## Data supplied

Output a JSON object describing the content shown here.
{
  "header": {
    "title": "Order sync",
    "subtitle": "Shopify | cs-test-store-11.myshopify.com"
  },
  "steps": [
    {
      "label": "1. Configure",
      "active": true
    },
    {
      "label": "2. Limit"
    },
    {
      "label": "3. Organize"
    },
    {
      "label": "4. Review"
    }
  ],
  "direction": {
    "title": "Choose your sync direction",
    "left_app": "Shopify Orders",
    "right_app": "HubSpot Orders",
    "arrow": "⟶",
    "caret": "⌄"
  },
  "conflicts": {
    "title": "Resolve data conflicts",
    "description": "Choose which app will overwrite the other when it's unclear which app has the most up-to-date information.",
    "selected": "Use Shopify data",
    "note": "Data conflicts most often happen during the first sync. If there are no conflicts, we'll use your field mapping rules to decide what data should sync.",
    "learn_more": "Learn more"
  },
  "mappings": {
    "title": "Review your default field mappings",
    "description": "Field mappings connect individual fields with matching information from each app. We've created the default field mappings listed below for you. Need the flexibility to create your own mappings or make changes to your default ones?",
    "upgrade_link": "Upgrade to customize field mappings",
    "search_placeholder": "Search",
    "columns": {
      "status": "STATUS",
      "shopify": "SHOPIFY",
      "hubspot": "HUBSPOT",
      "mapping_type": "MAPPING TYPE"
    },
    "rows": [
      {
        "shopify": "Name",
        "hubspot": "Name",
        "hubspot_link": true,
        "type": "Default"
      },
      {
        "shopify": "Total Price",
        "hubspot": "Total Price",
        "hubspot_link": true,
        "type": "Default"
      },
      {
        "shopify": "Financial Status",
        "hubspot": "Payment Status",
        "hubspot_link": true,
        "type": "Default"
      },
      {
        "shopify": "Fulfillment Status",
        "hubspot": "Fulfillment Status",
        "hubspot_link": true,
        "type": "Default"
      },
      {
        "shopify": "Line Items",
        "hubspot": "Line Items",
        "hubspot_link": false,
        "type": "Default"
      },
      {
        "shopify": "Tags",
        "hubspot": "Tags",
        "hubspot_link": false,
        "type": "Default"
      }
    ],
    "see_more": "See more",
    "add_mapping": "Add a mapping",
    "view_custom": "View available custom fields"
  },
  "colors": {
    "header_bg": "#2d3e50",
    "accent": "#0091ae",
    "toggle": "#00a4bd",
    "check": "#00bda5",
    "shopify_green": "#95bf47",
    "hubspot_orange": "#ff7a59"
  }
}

## Task requirements
Output the listing above without altering a single character.

## Task solution
Output a JSON object describing the content shown here.
{
  "header": {
    "title": "Order sync",
    "subtitle": "Shopify | cs-test-store-11.myshopify.com"
  },
  "steps": [
    {
      "label": "1. Configure",
      "active": true
    },
    {
      "label": "2. Limit"
    },
    {
      "label": "3. Organize"
    },
    {
      "label": "4. Review"
    }
  ],
  "direction": {
    "title": "Choose your sync direction",
    "left_app": "Shopify Orders",
    "right_app": "HubSpot Orders",
    "arrow": "⟶",
    "caret": "⌄"
  },
  "conflicts": {
    "title": "Resolve data conflicts",
    "description": "Choose which app will overwrite the other when it's unclear which app has the most up-to-date information.",
    "selected": "Use Shopify data",
    "note": "Data conflicts most often happen during the first sync. If there are no conflicts, we'll use your field mapping rules to decide what data should sync.",
    "learn_more": "Learn more"
  },
  "mappings": {
    "title": "Review your default field mappings",
    "description": "Field mappings connect individual fields with matching information from each app. We've created the default field mappings listed below for you. Need the flexibility to create your own mappings or make changes to your default ones?",
    "upgrade_link": "Upgrade to customize field mappings",
    "search_placeholder": "Search",
    "columns": {
      "status": "STATUS",
      "shopify": "SHOPIFY",
      "hubspot": "HUBSPOT",
      "mapping_type": "MAPPING TYPE"
    },
    "rows": [
      {
        "shopify": "Name",
        "hubspot": "Name",
        "hubspot_link": true,
        "type": "Default"
      },
      {
        "shopify": "Total Price",
        "hubspot": "Total Price",
        "hubspot_link": true,
        "type": "Default"
      },
      {
        "shopify": "Financial Status",
        "hubspot": "Payment Status",
        "hubspot_link": true,
        "type": "Default"
      },
      {
        "shopify": "Fulfillment Status",
        "hubspot": "Fulfillment Status",
        "hubspot_link": true,
        "type": "Default"
      },
      {
        "shopify": "Line Items",
        "hubspot": "Line Items",
        "hubspot_link": false,
        "type": "Default"
      },
      {
        "shopify": "Tags",
        "hubspot": "Tags",
        "hubspot_link": false,
        "type": "Default"
      }
    ],
    "see_more": "See more",
    "add_mapping": "Add a mapping",
    "view_custom": "View available custom fields"
  },
  "colors": {
    "header_bg": "#2d3e50",
    "accent": "#0091ae",
    "toggle": "#00a4bd",
    "check": "#00bda5",
    "shopify_green": "#95bf47",
    "hubspot_orange": "#ff7a59"
  }
}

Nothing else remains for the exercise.